Retype all of the data. Every line must match exactly.

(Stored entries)
________
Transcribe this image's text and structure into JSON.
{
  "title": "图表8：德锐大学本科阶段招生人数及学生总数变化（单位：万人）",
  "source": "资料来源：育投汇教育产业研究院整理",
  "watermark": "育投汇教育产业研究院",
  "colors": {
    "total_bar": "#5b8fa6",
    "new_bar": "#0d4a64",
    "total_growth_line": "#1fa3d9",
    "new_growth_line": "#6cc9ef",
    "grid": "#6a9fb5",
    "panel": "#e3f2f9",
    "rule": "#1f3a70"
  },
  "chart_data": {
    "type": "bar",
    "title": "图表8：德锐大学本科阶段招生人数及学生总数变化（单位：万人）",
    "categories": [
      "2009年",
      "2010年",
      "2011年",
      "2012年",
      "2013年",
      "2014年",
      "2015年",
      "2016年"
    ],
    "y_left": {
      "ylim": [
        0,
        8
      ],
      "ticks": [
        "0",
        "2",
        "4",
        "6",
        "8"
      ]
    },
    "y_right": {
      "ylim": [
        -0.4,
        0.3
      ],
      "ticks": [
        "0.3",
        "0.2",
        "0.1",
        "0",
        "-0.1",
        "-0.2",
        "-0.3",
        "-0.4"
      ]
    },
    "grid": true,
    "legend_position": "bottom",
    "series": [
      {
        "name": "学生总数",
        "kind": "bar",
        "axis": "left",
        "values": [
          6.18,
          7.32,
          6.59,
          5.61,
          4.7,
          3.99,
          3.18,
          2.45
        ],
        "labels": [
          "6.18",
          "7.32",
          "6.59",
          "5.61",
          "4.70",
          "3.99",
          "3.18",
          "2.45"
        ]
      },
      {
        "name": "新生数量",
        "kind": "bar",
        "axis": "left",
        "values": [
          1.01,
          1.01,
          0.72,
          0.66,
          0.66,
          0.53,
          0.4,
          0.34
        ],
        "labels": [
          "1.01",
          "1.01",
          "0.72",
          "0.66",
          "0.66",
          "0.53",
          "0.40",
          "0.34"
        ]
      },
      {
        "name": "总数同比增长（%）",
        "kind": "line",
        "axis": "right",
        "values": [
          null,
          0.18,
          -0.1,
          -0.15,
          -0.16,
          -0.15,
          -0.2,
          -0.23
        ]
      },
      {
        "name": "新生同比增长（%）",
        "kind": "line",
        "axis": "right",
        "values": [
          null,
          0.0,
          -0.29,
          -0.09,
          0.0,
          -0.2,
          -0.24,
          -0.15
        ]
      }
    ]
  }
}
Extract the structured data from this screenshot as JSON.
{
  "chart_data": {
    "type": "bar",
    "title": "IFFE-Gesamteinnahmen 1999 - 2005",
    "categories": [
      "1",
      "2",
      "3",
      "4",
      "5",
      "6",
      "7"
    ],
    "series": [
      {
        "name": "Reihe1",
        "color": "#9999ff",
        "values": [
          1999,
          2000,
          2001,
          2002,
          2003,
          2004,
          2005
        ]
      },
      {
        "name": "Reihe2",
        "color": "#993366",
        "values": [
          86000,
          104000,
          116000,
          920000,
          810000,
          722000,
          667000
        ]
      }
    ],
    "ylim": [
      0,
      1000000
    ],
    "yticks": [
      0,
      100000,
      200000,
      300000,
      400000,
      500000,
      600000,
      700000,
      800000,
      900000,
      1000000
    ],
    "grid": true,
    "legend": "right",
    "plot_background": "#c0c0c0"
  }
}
________
■ SOLUTION FOR THIS TASK:
Transcribe this image's text and structure into JSON.
{
  "title": "图表8：德锐大学本科阶段招生人数及学生总数变化（单位：万人）",
  "source": "资料来源：育投汇教育产业研究院整理",
  "watermark": "育投汇教育产业研究院",
  "colors": {
    "total_bar": "#5b8fa6",
    "new_bar": "#0d4a64",
    "total_growth_line": "#1fa3d9",
    "new_growth_line": "#6cc9ef",
    "grid": "#6a9fb5",
    "panel": "#e3f2f9",
    "rule": "#1f3a70"
  },
  "chart_data": {
    "type": "bar",
    "title": "图表8：德锐大学本科阶段招生人数及学生总数变化（单位：万人）",
    "categories": [
      "2009年",
      "2010年",
      "2011年",
      "2012年",
      "2013年",
      "2014年",
      "2015年",
      "2016年"
    ],
    "y_left": {
      "ylim": [
        0,
        8
      ],
      "ticks": [
        "0",
        "2",
        "4",
        "6",
        "8"
      ]
    },
    "y_right": {
      "ylim": [
        -0.4,
        0.3
      ],
      "ticks": [
        "0.3",
        "0.2",
        "0.1",
        "0",
        "-0.1",
        "-0.2",
        "-0.3",
        "-0.4"
      ]
    },
    "grid": true,
    "legend_position": "bottom",
    "series": [
      {
        "name": "学生总数",
        "kind": "bar",
        "axis": "left",
        "values": [
          6.18,
          7.32,
          6.59,
          5.61,
          4.7,
          3.99,
          3.18,
          2.45
        ],
        "labels": [
          "6.18",
          "7.32",
          "6.59",
          "5.61",
          "4.70",
          "3.99",
          "3.18",
          "2.45"
        ]
      },
      {
        "name": "新生数量",
        "kind": "bar",
        "axis": "left",
        "values": [
          1.01,
          1.01,
          0.72,
          0.66,
          0.66,
          0.53,
          0.4,
          0.34
        ],
        "labels": [
          "1.01",
          "1.01",
          "0.72",
          "0.66",
          "0.66",
          "0.53",
          "0.40",
          "0.34"
        ]
      },
      {
        "name": "总数同比增长（%）",
        "kind": "line",
        "axis": "right",
        "values": [
          null,
          0.18,
          -0.1,
          -0.15,
          -0.16,
          -0.15,
          -0.2,
          -0.23
        ]
      },
      {
        "name": "新生同比增长（%）",
        "kind": "line",
        "axis": "right",
        "values": [
          null,
          0.0,
          -0.29,
          -0.09,
          0.0,
          -0.2,
          -0.24,
          -0.15
        ]
      }
    ]
  }
}
Extract the structured data from this screenshot as JSON.
{
  "chart_data": {
    "type": "bar",
    "title": "IFFE-Gesamteinnahmen 1999 - 2005",
    "categories": [
      "1",
      "2",
      "3",
      "4",
      "5",
      "6",
      "7"
    ],
    "series": [
      {
        "name": "Reihe1",
        "color": "#9999ff",
        "values": [
          1999,
          2000,
          2001,
          2002,
          2003,
          2004,
          2005
        ]
      },
      {
        "name": "Reihe2",
        "color": "#993366",
        "values": [
          86000,
          104000,
          116000,
          920000,
          810000,
          722000,
          667000
        ]
      }
    ],
    "ylim": [
      0,
      1000000
    ],
    "yticks": [
      0,
      100000,
      200000,
      300000,
      400000,
      500000,
      600000,
      700000,
      800000,
      900000,
      1000000
    ],
    "grid": true,
    "legend": "right",
    "plot_background": "#c0c0c0"
  }
}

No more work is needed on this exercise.